Work out how many lines have "prostorih" in them. Give only that number.
————
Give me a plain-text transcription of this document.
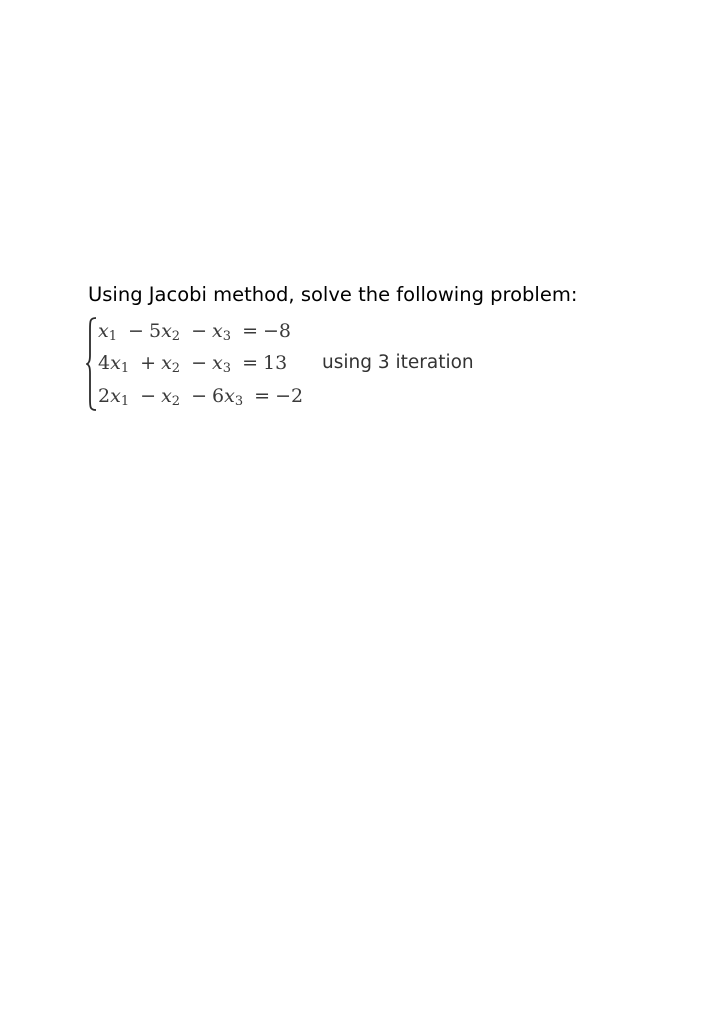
Using Jacobi method, solve the following problem:
$x_1 - 5x_2 - x_3 = -8$
$4x_1 + x_2 - x_3 = 13$
$2x_1 - x_2 - 6x_3 = -2$
using 3 iteration
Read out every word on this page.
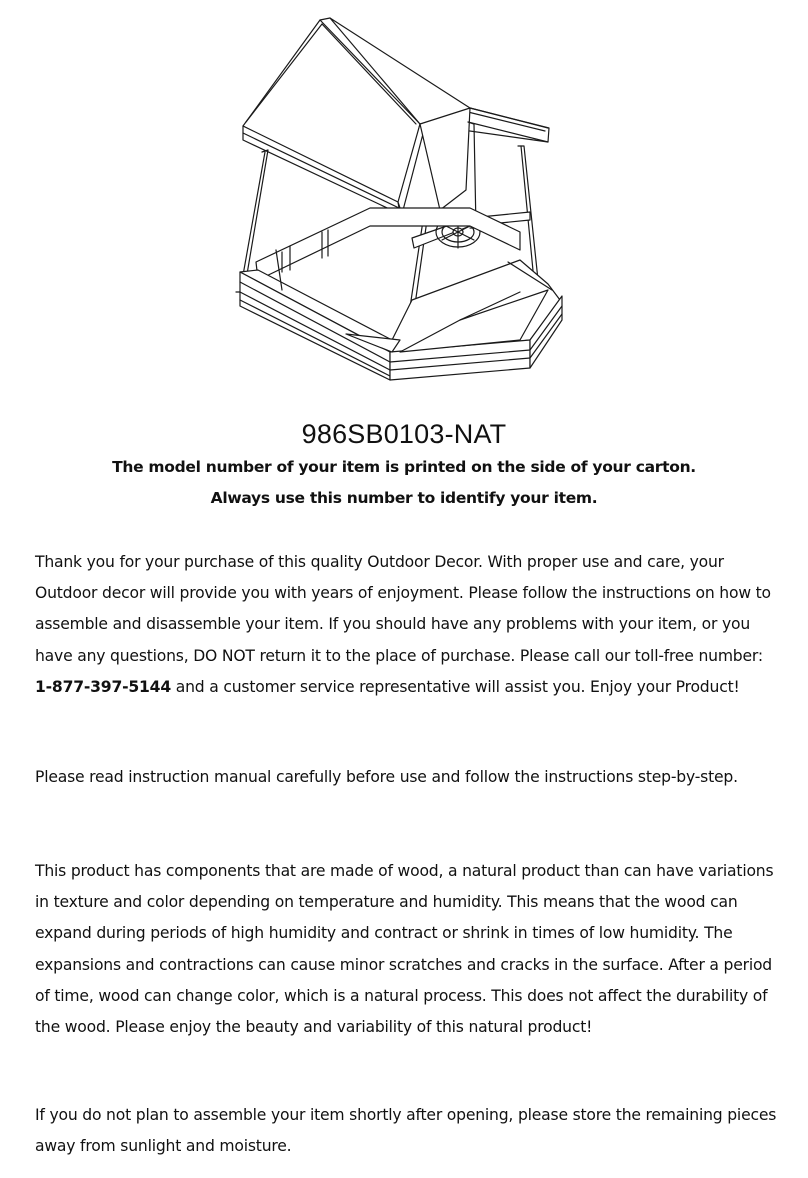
986SB0103-NAT
The model number of your item is printed on the side of your carton.
Always use this number to identify your item.

Thank you for your purchase of this quality Outdoor Decor. With proper use and care, your Outdoor decor will provide you with years of enjoyment. Please follow the instructions on how to assemble and disassemble your item. If you should have any problems with your item, or you have any questions, DO NOT return it to the place of purchase. Please call our toll-free number: 1-877-397-5144 and a customer service representative will assist you. Enjoy your Product!

Please read instruction manual carefully before use and follow the instructions step-by-step.

This product has components that are made of wood, a natural product than can have variations in texture and color depending on temperature and humidity. This means that the wood can expand during periods of high humidity and contract or shrink in times of low humidity. The expansions and contractions can cause minor scratches and cracks in the surface. After a period of time, wood can change color, which is a natural process. This does not affect the durability of the wood. Please enjoy the beauty and variability of this natural product!

If you do not plan to assemble your item shortly after opening, please store the remaining pieces away from sunlight and moisture.
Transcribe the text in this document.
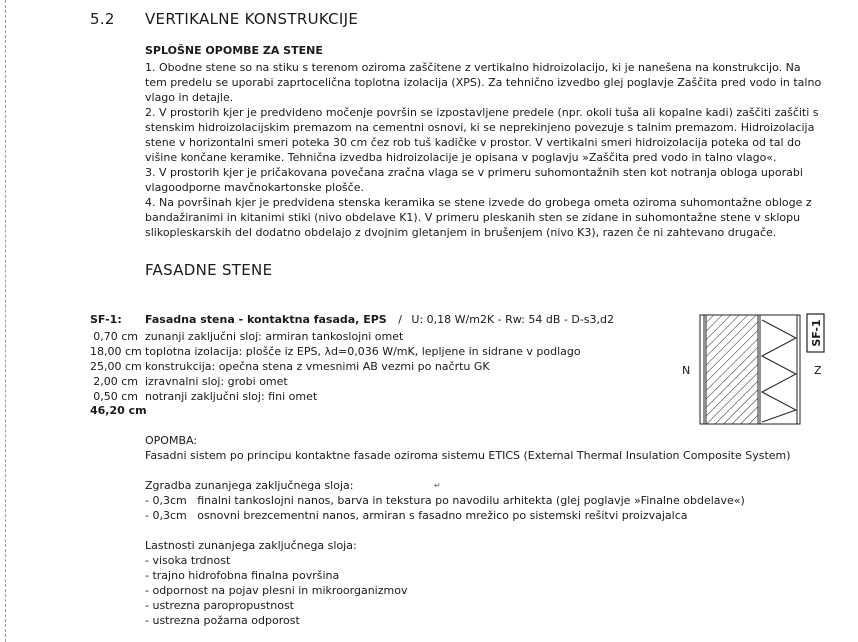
5.2 VERTIKALNE KONSTRUKCIJE
SPLOŠNE OPOMBE ZA STENE
1. Obodne stene so na stiku s terenom oziroma zaščitene z vertikalno hidroizolacijo, ki je nanešena na konstrukcijo. Na tem predelu se uporabi zaprtocelična toplotna izolacija (XPS). Za tehnično izvedbo glej poglavje Zaščita pred vodo in talno vlago in detajle.
2. V prostorih kjer je predvideno močenje površin se izpostavljene predele (npr. okoli tuša ali kopalne kadi) zaščiti zaščiti s stenskim hidroizolacijskim premazom na cementni osnovi, ki se neprekinjeno povezuje s talnim premazom. Hidroizolacija stene v horizontalni smeri poteka 30 cm čez rob tuš kadičke v prostor. V vertikalni smeri hidroizolacija poteka od tal do višine končane keramike. Tehnična izvedba hidroizolacije je opisana v poglavju »Zaščita pred vodo in talno vlago«.
3. V prostorih kjer je pričakovana povečana zračna vlaga se v primeru suhomontažnih sten kot notranja obloga uporabi vlagoodporne mavčnokartonske plošče.
4. Na površinah kjer je predvidena stenska keramika se stene izvede do grobega ometa oziroma suhomontažne obloge z bandažiranimi in kitanimi stiki (nivo obdelave K1). V primeru pleskanih sten se zidane in suhomontažne stene v sklopu slikopleskarskih del dodatno obdelajo z dvojnim gletanjem in brušenjem (nivo K3), razen če ni zahtevano drugače.
FASADNE STENE
SF-1: Fasadna stena - kontaktna fasada, EPS / U: 0,18 W/m2K - Rw: 54 dB - D-s3,d2
0,70 cm zunanji zaključni sloj: armiran tankoslojni omet
18,00 cm toplotna izolacija: plošče iz EPS, λd=0,036 W/mK, lepljene in sidrane v podlago
25,00 cm konstrukcija: opečna stena z vmesnimi AB vezmi po načrtu GK
2,00 cm izravnalni sloj: grobi omet
0,50 cm notranji zaključni sloj: fini omet
46,20 cm
N	Z
SF-1
OPOMBA:
Fasadni sistem po principu kontaktne fasade oziroma sistemu ETICS (External Thermal Insulation Composite System)
Zgradba zunanjega zaključnega sloja:	↵
- 0,3cm   finalni tankoslojni nanos, barva in tekstura po navodilu arhitekta (glej poglavje »Finalne obdelave«)
- 0,3cm   osnovni brezcementni nanos, armiran s fasadno mrežico po sistemski rešitvi proizvajalca
Lastnosti zunanjega zaključnega sloja:
- visoka trdnost
- trajno hidrofobna finalna površina
- odpornost na pojav plesni in mikroorganizmov
- ustrezna paropropustnost
- ustrezna požarna odporost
————
• Written solution:
2